Your answer should be the entire listing, printed exactly.

>>>

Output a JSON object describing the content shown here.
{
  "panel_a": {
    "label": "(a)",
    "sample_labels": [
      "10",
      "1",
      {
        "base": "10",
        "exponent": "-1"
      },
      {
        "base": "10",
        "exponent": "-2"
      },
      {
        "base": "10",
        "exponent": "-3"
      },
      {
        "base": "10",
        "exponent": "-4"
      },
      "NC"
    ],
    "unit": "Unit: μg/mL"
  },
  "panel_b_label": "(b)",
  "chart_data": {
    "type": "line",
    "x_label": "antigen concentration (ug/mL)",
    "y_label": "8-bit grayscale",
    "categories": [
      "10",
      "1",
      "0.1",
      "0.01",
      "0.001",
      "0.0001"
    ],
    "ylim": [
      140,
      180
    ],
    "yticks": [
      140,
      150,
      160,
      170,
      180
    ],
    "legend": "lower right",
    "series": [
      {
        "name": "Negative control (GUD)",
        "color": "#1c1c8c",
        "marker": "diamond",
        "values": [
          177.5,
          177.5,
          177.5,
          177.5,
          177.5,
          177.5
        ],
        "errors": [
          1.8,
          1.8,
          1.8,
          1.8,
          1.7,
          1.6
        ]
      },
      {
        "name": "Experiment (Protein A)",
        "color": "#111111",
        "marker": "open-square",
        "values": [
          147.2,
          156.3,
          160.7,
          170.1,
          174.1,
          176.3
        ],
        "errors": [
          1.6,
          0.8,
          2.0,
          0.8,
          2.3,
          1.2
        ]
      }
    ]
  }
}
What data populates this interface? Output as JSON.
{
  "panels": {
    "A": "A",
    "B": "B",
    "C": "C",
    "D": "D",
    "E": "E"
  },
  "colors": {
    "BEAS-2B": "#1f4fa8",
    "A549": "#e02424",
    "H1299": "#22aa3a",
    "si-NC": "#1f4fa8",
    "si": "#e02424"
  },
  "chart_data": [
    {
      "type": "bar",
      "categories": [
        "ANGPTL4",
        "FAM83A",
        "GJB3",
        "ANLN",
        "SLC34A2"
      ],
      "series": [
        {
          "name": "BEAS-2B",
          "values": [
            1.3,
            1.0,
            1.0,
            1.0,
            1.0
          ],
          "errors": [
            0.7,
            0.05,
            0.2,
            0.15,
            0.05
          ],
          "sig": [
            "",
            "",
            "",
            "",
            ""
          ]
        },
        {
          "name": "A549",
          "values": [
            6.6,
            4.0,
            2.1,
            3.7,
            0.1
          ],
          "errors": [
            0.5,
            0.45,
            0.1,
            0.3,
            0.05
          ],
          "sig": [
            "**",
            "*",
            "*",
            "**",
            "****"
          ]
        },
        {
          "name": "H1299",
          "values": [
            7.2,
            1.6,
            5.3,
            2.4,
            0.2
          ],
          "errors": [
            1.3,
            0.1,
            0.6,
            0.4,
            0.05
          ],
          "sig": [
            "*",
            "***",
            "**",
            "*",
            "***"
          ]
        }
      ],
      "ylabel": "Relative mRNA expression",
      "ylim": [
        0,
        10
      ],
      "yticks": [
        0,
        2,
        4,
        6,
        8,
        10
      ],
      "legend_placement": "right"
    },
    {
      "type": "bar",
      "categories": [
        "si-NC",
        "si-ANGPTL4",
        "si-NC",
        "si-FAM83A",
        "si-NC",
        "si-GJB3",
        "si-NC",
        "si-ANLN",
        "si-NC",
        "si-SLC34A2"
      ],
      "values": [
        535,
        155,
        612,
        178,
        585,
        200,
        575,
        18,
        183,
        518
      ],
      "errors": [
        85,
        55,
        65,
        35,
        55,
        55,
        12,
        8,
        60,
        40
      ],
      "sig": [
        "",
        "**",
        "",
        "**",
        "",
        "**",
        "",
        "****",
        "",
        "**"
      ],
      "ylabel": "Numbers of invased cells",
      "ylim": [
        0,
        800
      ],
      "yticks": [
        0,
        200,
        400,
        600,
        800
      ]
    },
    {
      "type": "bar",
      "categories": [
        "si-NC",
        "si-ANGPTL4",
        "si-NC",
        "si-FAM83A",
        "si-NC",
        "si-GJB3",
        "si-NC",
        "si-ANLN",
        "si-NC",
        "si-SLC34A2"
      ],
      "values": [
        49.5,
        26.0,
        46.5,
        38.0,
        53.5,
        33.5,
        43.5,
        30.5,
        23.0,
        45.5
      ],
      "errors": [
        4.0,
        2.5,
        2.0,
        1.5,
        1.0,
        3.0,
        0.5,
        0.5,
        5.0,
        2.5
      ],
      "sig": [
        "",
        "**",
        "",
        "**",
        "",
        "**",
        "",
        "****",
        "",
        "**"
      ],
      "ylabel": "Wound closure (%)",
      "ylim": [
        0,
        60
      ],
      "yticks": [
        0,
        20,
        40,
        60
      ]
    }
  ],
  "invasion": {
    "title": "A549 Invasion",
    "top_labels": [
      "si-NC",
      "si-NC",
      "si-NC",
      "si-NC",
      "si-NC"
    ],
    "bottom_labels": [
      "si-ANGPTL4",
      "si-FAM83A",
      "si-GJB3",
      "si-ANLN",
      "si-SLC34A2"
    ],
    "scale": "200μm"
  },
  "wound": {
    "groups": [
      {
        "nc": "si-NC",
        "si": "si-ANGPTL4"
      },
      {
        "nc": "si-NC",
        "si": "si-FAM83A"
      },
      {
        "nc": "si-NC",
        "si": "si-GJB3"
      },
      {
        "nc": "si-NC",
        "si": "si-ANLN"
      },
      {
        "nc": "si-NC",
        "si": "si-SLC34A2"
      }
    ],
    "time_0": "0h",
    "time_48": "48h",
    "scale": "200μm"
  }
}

<<<

» **Exercise output**:
Output a JSON object describing the content shown here.
{
  "panel_a": {
    "label": "(a)",
    "sample_labels": [
      "10",
      "1",
      {
        "base": "10",
        "exponent": "-1"
      },
      {
        "base": "10",
        "exponent": "-2"
      },
      {
        "base": "10",
        "exponent": "-3"
      },
      {
        "base": "10",
        "exponent": "-4"
      },
      "NC"
    ],
    "unit": "Unit: μg/mL"
  },
  "panel_b_label": "(b)",
  "chart_data": {
    "type": "line",
    "x_label": "antigen concentration (ug/mL)",
    "y_label": "8-bit grayscale",
    "categories": [
      "10",
      "1",
      "0.1",
      "0.01",
      "0.001",
      "0.0001"
    ],
    "ylim": [
      140,
      180
    ],
    "yticks": [
      140,
      150,
      160,
      170,
      180
    ],
    "legend": "lower right",
    "series": [
      {
        "name": "Negative control (GUD)",
        "color": "#1c1c8c",
        "marker": "diamond",
        "values": [
          177.5,
          177.5,
          177.5,
          177.5,
          177.5,
          177.5
        ],
        "errors": [
          1.8,
          1.8,
          1.8,
          1.8,
          1.7,
          1.6
        ]
      },
      {
        "name": "Experiment (Protein A)",
        "color": "#111111",
        "marker": "open-square",
        "values": [
          147.2,
          156.3,
          160.7,
          170.1,
          174.1,
          176.3
        ],
        "errors": [
          1.6,
          0.8,
          2.0,
          0.8,
          2.3,
          1.2
        ]
      }
    ]
  }
}
What data populates this interface? Output as JSON.
{
  "panels": {
    "A": "A",
    "B": "B",
    "C": "C",
    "D": "D",
    "E": "E"
  },
  "colors": {
    "BEAS-2B": "#1f4fa8",
    "A549": "#e02424",
    "H1299": "#22aa3a",
    "si-NC": "#1f4fa8",
    "si": "#e02424"
  },
  "chart_data": [
    {
      "type": "bar",
      "categories": [
        "ANGPTL4",
        "FAM83A",
        "GJB3",
        "ANLN",
        "SLC34A2"
      ],
      "series": [
        {
          "name": "BEAS-2B",
          "values": [
            1.3,
            1.0,
            1.0,
            1.0,
            1.0
          ],
          "errors": [
            0.7,
            0.05,
            0.2,
            0.15,
            0.05
          ],
          "sig": [
            "",
            "",
            "",
            "",
            ""
          ]
        },
        {
          "name": "A549",
          "values": [
            6.6,
            4.0,
            2.1,
            3.7,
            0.1
          ],
          "errors": [
            0.5,
            0.45,
            0.1,
            0.3,
            0.05
          ],
          "sig": [
            "**",
            "*",
            "*",
            "**",
            "****"
          ]
        },
        {
          "name": "H1299",
          "values": [
            7.2,
            1.6,
            5.3,
            2.4,
            0.2
          ],
          "errors": [
            1.3,
            0.1,
            0.6,
            0.4,
            0.05
          ],
          "sig": [
            "*",
            "***",
            "**",
            "*",
            "***"
          ]
        }
      ],
      "ylabel": "Relative mRNA expression",
      "ylim": [
        0,
        10
      ],
      "yticks": [
        0,
        2,
        4,
        6,
        8,
        10
      ],
      "legend_placement": "right"
    },
    {
      "type": "bar",
      "categories": [
        "si-NC",
        "si-ANGPTL4",
        "si-NC",
        "si-FAM83A",
        "si-NC",
        "si-GJB3",
        "si-NC",
        "si-ANLN",
        "si-NC",
        "si-SLC34A2"
      ],
      "values": [
        535,
        155,
        612,
        178,
        585,
        200,
        575,
        18,
        183,
        518
      ],
      "errors": [
        85,
        55,
        65,
        35,
        55,
        55,
        12,
        8,
        60,
        40
      ],
      "sig": [
        "",
        "**",
        "",
        "**",
        "",
        "**",
        "",
        "****",
        "",
        "**"
      ],
      "ylabel": "Numbers of invased cells",
      "ylim": [
        0,
        800
      ],
      "yticks": [
        0,
        200,
        400,
        600,
        800
      ]
    },
    {
      "type": "bar",
      "categories": [
        "si-NC",
        "si-ANGPTL4",
        "si-NC",
        "si-FAM83A",
        "si-NC",
        "si-GJB3",
        "si-NC",
        "si-ANLN",
        "si-NC",
        "si-SLC34A2"
      ],
      "values": [
        49.5,
        26.0,
        46.5,
        38.0,
        53.5,
        33.5,
        43.5,
        30.5,
        23.0,
        45.5
      ],
      "errors": [
        4.0,
        2.5,
        2.0,
        1.5,
        1.0,
        3.0,
        0.5,
        0.5,
        5.0,
        2.5
      ],
      "sig": [
        "",
        "**",
        "",
        "**",
        "",
        "**",
        "",
        "****",
        "",
        "**"
      ],
      "ylabel": "Wound closure (%)",
      "ylim": [
        0,
        60
      ],
      "yticks": [
        0,
        20,
        40,
        60
      ]
    }
  ],
  "invasion": {
    "title": "A549 Invasion",
    "top_labels": [
      "si-NC",
      "si-NC",
      "si-NC",
      "si-NC",
      "si-NC"
    ],
    "bottom_labels": [
      "si-ANGPTL4",
      "si-FAM83A",
      "si-GJB3",
      "si-ANLN",
      "si-SLC34A2"
    ],
    "scale": "200μm"
  },
  "wound": {
    "groups": [
      {
        "nc": "si-NC",
        "si": "si-ANGPTL4"
      },
      {
        "nc": "si-NC",
        "si": "si-FAM83A"
      },
      {
        "nc": "si-NC",
        "si": "si-GJB3"
      },
      {
        "nc": "si-NC",
        "si": "si-ANLN"
      },
      {
        "nc": "si-NC",
        "si": "si-SLC34A2"
      }
    ],
    "time_0": "0h",
    "time_48": "48h",
    "scale": "200μm"
  }
}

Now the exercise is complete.